CHALLENGE >> Could you repeat the records from the line with "y-tick-label: thioridazine (340, 202, 470, 227)" up to and including the line with "842, 470, 867)", swapping "y-tick-label" for "vertical-axis-label" and keeping everything else the same?

ENTRIES PROVIDED >>
※ ※ ※
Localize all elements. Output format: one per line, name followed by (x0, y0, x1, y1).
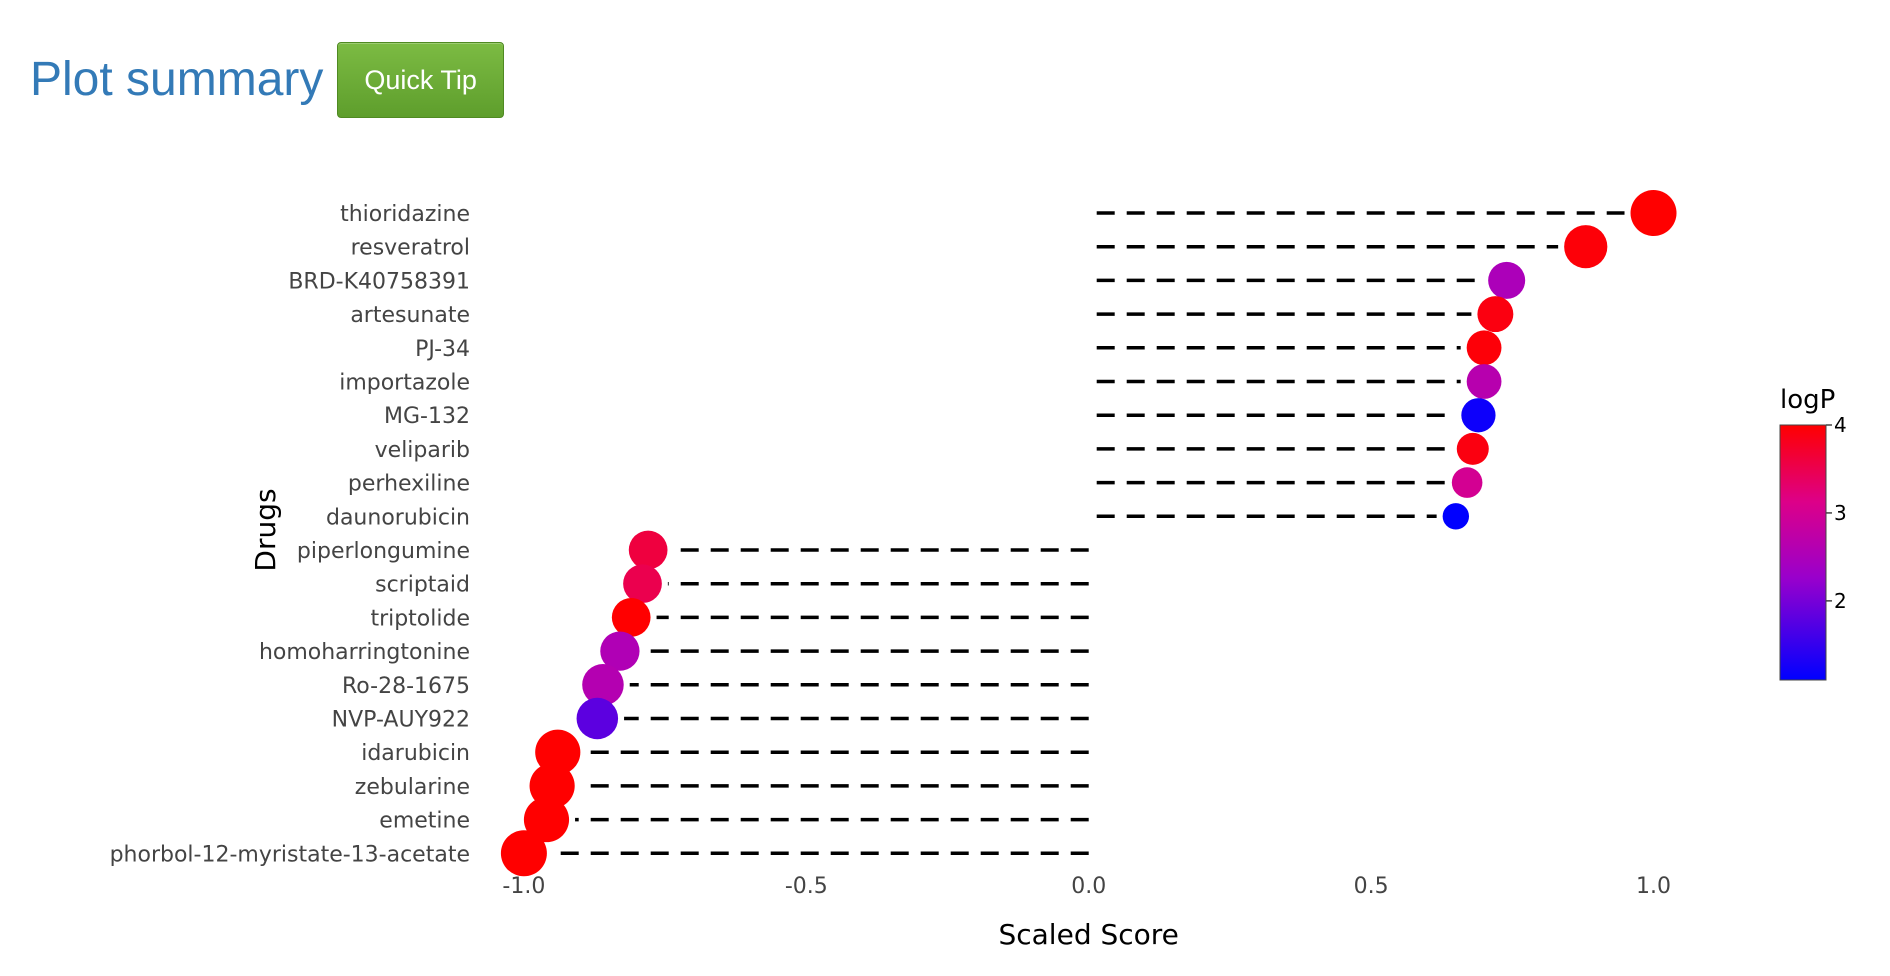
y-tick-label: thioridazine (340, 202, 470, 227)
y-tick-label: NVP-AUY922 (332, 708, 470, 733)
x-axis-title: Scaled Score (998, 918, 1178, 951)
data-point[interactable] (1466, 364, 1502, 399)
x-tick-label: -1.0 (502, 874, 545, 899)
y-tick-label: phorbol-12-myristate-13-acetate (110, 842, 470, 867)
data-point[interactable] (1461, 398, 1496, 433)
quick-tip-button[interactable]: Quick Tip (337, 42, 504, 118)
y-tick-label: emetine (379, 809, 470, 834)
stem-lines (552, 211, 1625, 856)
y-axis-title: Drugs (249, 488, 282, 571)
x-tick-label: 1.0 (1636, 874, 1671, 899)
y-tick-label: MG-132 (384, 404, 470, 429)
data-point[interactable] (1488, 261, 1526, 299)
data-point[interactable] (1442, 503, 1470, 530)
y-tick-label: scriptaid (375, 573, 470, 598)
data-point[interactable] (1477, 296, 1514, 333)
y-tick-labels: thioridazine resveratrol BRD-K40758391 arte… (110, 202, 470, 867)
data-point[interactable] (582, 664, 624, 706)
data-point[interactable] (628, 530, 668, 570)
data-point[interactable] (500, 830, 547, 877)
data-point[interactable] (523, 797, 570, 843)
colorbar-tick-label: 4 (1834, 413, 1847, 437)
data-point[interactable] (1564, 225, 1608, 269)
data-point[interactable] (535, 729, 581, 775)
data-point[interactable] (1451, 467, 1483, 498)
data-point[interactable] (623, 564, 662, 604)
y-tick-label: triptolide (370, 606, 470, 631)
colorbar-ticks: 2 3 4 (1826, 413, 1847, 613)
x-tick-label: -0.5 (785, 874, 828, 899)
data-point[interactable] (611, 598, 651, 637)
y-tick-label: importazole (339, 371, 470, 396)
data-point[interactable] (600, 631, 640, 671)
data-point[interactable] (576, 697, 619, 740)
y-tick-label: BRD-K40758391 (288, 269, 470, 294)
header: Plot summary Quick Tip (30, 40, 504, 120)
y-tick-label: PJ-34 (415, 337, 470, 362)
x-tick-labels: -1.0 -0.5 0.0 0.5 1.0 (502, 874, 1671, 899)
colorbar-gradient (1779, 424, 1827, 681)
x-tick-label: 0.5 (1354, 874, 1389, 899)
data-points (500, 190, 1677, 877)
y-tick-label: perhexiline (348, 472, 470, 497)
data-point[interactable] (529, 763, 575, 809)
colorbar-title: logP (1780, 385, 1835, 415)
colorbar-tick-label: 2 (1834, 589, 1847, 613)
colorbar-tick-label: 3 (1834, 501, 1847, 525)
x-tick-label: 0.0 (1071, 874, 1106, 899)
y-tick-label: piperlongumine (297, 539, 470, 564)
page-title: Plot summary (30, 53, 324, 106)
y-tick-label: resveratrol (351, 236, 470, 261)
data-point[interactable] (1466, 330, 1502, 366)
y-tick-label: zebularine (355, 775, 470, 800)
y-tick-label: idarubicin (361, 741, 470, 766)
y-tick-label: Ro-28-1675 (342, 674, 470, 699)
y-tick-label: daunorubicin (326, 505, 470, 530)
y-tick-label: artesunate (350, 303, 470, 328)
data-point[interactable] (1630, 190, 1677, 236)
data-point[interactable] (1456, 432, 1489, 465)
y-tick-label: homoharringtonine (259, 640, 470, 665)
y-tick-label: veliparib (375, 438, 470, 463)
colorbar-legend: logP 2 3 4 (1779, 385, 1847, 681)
※ ※ ※
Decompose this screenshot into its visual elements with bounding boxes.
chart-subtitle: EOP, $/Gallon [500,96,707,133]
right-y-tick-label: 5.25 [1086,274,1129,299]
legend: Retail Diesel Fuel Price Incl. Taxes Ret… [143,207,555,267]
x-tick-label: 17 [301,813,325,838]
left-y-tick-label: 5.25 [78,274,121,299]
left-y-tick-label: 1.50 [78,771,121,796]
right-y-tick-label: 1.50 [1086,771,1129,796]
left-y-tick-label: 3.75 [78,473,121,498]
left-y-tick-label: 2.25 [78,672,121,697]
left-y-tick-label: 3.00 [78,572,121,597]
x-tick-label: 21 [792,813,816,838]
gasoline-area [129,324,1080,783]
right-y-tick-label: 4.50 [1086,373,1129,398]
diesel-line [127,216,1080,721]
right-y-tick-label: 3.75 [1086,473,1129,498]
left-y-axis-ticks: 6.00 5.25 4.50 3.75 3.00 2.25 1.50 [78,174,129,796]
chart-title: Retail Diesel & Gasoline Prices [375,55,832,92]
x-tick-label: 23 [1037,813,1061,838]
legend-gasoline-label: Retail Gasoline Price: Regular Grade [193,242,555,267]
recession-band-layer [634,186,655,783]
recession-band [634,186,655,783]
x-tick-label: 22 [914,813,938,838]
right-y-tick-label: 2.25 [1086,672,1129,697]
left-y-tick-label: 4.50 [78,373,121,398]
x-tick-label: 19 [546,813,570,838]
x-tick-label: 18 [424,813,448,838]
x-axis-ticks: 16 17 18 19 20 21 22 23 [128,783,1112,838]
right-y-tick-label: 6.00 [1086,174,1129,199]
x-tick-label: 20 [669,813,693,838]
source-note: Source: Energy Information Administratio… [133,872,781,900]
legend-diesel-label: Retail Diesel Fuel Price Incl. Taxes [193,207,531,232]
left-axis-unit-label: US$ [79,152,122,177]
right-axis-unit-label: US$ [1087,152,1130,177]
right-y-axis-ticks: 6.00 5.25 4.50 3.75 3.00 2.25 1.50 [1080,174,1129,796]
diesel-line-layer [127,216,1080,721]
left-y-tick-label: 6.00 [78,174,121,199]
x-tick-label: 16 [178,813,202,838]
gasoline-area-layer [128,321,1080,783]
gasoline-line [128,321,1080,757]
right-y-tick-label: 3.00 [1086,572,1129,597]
※ ※ ※
TASK RESPONSE >>
vertical-axis-label: thioridazine (340, 202, 470, 227)
vertical-axis-label: NVP-AUY922 (332, 708, 470, 733)
x-axis-title: Scaled Score (998, 918, 1178, 951)
data-point[interactable] (1466, 364, 1502, 399)
x-tick-label: -1.0 (502, 874, 545, 899)
vertical-axis-label: phorbol-12-myristate-13-acetate (110, 842, 470, 867)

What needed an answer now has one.